**EXERCISE DETAILS:** Check each line of the material. Copy those containing "podía".

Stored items
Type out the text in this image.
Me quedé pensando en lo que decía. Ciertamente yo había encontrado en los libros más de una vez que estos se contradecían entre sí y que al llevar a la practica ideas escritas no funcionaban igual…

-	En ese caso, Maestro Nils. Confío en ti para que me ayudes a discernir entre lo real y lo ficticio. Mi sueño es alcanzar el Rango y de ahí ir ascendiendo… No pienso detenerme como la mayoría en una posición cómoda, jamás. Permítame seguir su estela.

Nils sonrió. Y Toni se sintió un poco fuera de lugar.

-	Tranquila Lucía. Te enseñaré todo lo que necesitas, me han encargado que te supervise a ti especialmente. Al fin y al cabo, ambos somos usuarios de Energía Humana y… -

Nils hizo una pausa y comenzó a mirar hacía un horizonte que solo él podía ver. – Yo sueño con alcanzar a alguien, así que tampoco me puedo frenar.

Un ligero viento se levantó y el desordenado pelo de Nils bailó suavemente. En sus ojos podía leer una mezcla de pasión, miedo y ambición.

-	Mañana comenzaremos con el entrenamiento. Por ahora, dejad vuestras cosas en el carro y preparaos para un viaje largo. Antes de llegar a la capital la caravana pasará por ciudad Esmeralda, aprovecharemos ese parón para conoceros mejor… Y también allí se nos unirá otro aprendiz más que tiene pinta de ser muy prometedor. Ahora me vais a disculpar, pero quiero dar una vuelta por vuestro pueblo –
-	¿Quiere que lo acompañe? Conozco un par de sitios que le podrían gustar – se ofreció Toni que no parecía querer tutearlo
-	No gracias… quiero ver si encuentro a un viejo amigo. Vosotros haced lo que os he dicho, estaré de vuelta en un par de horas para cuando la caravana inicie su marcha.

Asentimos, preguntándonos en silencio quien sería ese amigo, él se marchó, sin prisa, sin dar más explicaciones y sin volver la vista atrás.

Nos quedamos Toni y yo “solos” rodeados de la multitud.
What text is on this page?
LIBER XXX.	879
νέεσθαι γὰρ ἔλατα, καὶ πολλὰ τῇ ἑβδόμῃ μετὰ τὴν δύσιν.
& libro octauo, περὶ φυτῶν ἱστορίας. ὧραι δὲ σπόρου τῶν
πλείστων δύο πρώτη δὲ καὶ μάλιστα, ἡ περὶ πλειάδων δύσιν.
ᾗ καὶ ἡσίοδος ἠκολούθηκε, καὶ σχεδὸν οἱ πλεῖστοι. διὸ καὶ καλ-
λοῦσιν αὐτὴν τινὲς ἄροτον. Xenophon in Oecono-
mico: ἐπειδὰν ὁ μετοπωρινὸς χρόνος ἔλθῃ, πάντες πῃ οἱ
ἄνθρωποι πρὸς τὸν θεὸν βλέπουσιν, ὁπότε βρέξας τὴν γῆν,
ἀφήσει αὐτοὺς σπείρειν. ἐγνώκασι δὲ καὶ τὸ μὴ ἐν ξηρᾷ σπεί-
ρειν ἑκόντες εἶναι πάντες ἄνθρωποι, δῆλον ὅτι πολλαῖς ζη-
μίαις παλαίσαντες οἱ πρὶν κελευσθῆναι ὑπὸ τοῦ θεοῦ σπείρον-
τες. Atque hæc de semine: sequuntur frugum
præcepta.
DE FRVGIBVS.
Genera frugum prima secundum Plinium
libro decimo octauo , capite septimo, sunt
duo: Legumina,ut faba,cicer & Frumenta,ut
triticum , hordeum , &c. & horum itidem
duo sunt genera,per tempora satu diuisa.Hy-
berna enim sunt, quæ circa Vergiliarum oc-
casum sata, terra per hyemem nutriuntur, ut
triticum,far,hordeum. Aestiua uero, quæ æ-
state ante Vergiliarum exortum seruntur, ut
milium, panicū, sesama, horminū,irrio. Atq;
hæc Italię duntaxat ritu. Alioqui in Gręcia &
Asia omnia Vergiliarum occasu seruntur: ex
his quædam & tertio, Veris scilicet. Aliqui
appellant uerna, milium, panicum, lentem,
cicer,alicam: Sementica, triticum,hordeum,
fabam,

**FULL RESPONSE:**
Nils hizo una pausa y comenzó a mirar hacía un horizonte que solo él podía ver. – Yo sueño con alcanzar a alguien, así que tampoco me puedo frenar.
Un ligero viento se levantó y el desordenado pelo de Nils bailó suavemente. En sus ojos podía leer una mezcla de pasión, miedo y ambición.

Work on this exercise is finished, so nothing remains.